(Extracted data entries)
━━━━━━━━━━━━━━━━━━━━━━━━━━━━━━

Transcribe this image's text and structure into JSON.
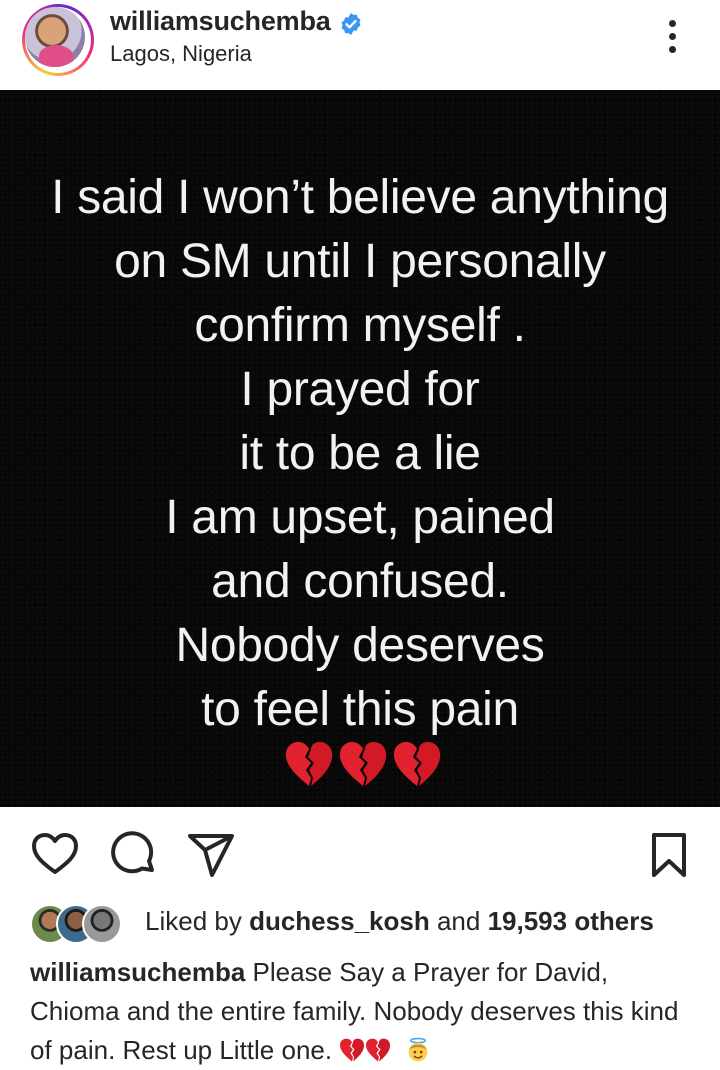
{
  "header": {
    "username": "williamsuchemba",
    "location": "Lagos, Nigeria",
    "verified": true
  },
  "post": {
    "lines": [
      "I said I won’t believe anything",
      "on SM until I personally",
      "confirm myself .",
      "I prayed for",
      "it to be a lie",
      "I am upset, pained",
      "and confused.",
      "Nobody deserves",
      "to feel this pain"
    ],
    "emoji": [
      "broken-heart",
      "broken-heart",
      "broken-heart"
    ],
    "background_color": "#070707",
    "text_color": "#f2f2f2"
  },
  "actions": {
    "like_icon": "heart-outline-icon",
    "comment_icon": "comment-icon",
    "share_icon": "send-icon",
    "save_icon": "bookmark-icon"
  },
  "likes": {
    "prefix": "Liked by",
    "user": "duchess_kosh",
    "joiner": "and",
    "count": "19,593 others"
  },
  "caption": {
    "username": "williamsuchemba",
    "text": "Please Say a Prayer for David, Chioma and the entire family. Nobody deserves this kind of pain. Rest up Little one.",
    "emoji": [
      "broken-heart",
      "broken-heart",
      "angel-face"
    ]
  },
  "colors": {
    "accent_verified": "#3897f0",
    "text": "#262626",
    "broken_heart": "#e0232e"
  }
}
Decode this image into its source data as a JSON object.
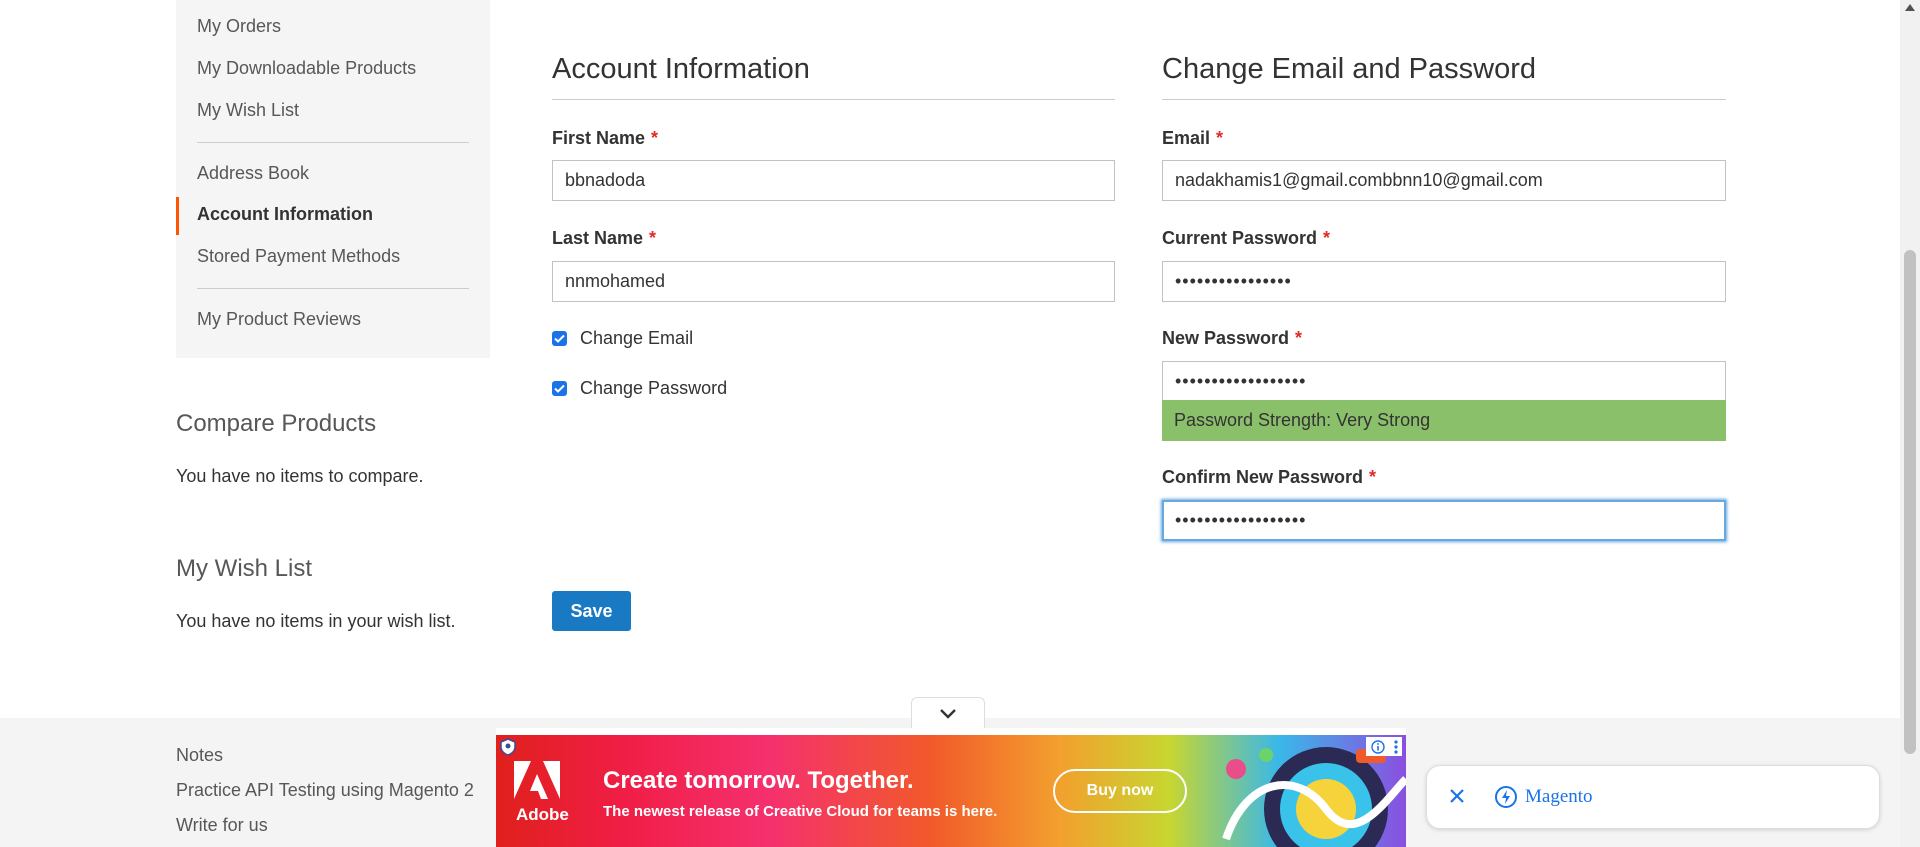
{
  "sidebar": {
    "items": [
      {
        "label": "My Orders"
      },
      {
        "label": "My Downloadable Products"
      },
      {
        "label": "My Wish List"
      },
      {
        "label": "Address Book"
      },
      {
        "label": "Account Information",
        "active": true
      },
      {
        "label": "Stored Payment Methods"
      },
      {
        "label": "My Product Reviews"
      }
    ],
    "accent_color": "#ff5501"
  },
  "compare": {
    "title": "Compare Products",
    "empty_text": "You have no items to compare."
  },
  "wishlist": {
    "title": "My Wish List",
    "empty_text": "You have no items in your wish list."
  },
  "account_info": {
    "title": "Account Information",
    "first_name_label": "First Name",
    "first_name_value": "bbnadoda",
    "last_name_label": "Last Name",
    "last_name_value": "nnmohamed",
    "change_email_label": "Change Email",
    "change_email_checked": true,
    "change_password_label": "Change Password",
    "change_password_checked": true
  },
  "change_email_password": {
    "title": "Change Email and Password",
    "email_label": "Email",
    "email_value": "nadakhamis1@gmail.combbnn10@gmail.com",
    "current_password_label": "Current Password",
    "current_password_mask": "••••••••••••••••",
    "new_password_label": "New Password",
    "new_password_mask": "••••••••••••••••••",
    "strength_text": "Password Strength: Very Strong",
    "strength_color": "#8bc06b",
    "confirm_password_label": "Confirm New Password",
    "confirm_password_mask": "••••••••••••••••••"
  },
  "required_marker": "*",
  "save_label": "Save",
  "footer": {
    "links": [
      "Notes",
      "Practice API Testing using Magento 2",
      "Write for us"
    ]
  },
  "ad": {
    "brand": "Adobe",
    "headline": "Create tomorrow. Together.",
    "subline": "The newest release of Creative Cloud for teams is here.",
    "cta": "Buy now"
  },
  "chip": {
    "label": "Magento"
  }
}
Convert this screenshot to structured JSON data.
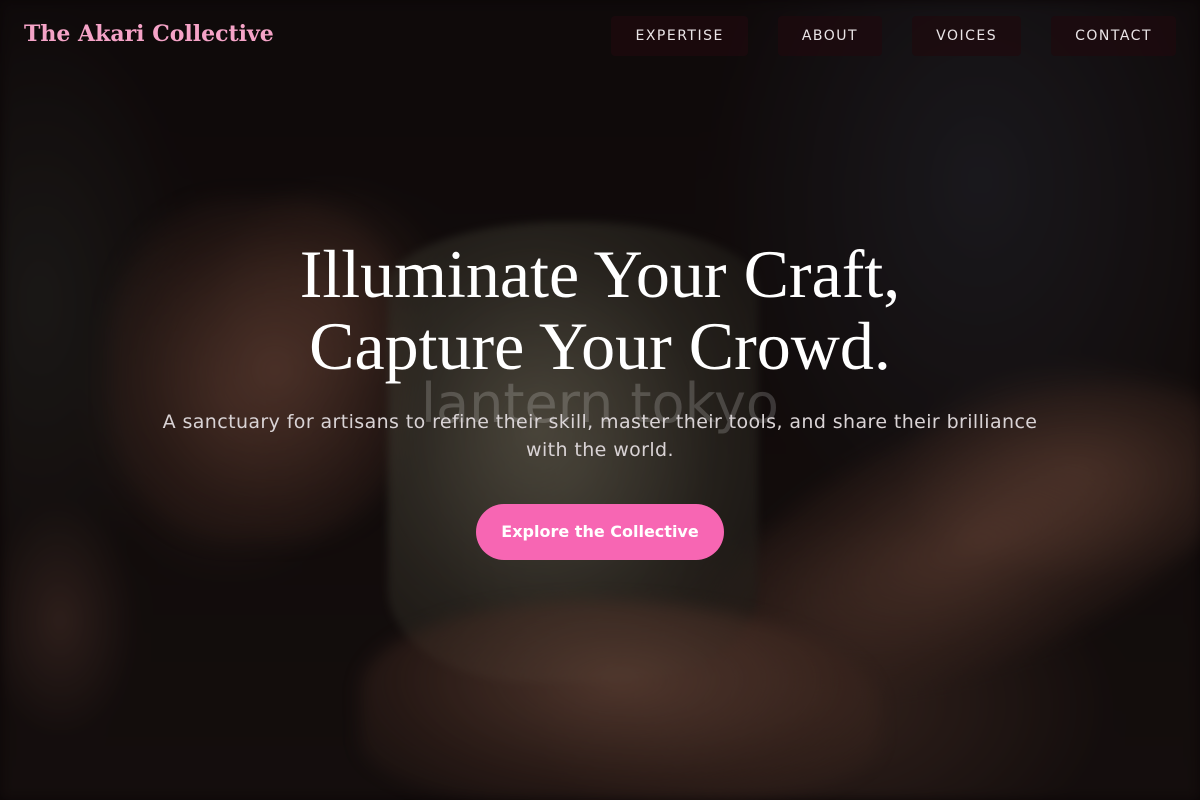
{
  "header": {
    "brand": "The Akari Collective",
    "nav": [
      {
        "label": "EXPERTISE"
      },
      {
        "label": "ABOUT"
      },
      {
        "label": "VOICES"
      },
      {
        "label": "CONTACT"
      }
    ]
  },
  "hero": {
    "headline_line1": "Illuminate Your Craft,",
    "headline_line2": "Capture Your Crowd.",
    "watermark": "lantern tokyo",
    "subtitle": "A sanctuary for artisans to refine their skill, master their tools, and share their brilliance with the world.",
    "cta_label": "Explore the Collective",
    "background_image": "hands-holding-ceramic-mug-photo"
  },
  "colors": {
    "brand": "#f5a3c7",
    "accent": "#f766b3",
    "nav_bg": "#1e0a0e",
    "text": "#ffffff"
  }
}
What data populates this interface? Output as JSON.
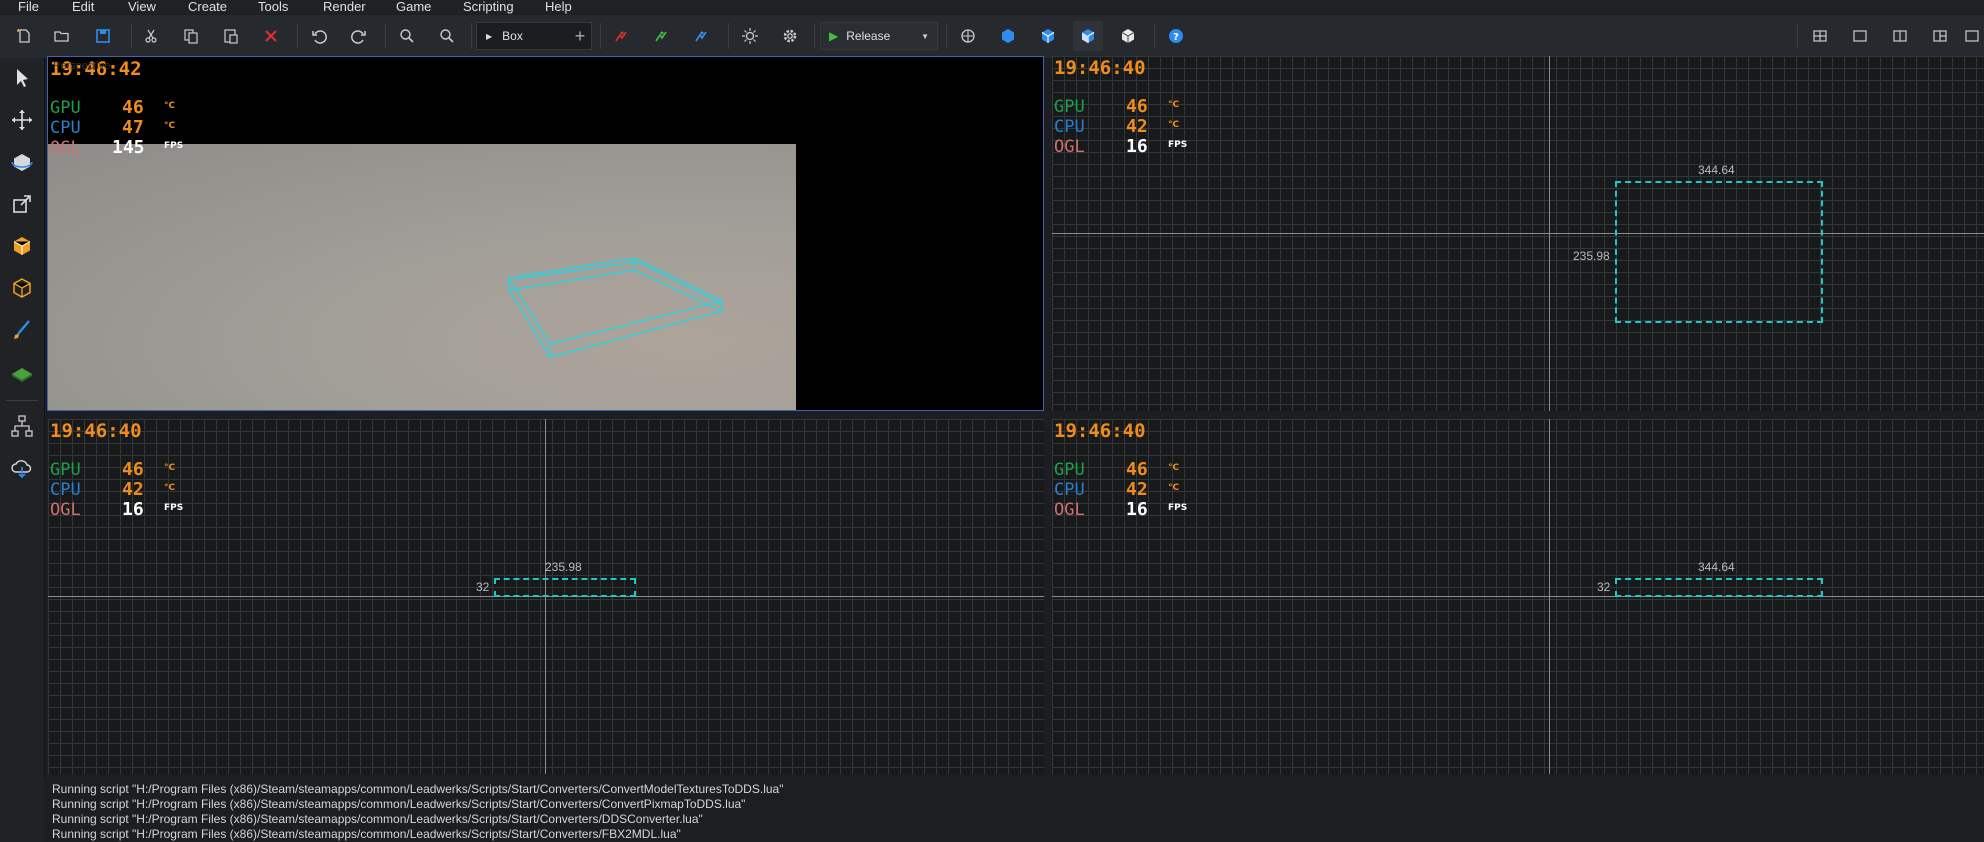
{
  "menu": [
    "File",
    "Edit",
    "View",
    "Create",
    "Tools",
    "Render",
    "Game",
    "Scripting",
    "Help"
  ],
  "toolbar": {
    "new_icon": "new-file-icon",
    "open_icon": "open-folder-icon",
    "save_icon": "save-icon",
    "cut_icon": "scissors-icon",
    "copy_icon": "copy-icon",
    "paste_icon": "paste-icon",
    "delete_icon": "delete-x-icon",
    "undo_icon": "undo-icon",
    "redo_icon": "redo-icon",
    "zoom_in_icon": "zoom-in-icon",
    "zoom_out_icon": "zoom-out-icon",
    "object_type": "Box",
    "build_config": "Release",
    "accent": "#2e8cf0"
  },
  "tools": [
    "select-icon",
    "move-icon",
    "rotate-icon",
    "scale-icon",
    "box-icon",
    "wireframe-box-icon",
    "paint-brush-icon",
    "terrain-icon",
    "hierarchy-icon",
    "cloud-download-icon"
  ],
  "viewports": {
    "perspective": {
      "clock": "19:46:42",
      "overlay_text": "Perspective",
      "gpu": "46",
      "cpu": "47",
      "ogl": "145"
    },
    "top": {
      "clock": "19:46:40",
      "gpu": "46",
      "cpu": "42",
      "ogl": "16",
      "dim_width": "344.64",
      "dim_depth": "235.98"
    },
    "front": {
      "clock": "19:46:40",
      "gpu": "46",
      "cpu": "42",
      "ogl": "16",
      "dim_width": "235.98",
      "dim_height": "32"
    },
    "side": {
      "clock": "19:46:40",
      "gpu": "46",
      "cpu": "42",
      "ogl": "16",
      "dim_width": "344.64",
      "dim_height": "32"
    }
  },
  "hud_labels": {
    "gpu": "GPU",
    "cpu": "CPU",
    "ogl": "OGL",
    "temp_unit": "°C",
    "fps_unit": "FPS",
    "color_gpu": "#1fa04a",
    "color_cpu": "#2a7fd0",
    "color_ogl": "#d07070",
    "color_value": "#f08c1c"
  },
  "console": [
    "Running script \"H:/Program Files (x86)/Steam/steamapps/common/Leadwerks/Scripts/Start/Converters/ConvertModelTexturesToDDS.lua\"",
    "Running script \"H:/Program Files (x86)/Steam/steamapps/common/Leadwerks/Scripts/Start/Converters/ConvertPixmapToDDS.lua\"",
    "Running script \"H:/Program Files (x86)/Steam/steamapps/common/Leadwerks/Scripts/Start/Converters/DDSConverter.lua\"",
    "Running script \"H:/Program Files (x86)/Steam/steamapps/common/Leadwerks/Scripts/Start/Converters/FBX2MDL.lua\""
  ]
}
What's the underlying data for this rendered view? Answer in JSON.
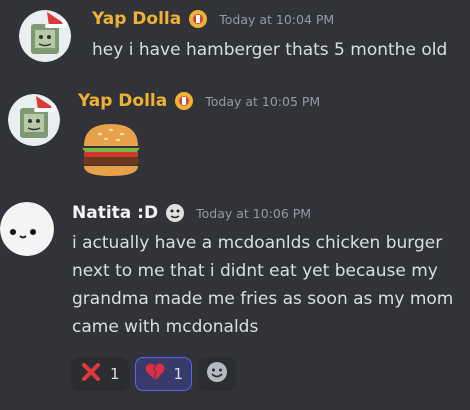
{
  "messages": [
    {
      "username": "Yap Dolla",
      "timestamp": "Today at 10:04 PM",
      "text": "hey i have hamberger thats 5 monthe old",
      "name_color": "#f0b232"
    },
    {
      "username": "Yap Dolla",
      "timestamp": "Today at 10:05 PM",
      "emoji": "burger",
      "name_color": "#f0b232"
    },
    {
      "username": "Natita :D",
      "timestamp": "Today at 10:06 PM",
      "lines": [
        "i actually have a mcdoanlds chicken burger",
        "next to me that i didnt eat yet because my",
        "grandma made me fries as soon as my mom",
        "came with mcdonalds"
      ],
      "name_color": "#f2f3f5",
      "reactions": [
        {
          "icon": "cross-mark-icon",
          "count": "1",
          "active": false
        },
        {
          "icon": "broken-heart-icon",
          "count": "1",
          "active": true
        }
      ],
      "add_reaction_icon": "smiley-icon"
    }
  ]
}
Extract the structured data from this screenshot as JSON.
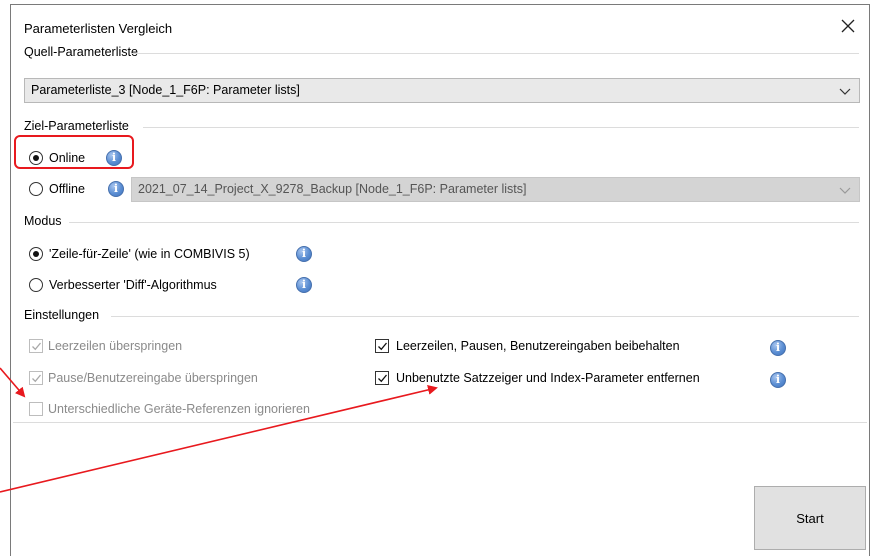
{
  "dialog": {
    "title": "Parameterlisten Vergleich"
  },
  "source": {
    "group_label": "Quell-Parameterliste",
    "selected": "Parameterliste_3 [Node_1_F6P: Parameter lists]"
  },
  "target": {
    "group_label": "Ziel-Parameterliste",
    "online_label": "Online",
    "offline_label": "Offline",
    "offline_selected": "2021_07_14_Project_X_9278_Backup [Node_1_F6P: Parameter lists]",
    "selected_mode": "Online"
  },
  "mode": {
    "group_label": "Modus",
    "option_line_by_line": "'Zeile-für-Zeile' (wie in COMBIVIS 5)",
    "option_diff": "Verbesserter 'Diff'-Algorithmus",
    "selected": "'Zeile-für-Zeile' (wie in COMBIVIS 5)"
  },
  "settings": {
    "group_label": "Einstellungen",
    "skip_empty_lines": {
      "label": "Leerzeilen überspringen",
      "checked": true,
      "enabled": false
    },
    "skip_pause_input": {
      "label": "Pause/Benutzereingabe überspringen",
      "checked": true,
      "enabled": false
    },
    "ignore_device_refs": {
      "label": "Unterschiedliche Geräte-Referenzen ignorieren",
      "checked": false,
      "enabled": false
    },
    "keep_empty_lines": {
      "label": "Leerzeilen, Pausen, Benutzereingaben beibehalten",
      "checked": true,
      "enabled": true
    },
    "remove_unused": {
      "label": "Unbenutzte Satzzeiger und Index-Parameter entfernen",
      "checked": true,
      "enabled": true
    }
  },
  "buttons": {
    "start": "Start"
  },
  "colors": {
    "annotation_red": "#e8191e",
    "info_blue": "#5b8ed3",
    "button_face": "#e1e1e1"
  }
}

━━━━━━━━━━━━━━━━━━━━━━━━━━━━━━

TASK DESCRIPTION: In the listing above, find the lines holding the word "Steam" and copy them.

WRITTEN ANSWER:
    "Running script \"H:/Program Files (x86)/Steam/steamapps/common/Leadwerks/Scripts/Start/Converters/ConvertModelTexturesToDDS.lua\"",
    "Running script \"H:/Program Files (x86)/Steam/steamapps/common/Leadwerks/Scripts/Start/Converters/ConvertPixmapToDDS.lua\"",
    "Running script \"H:/Program Files (x86)/Steam/steamapps/common/Leadwerks/Scripts/Start/Converters/DDSConverter.lua\"",
    "Running script \"H:/Program Files (x86)/Steam/steamapps/common/Leadwerks/Scripts/Start/Converters/FBX2MDL.lua\""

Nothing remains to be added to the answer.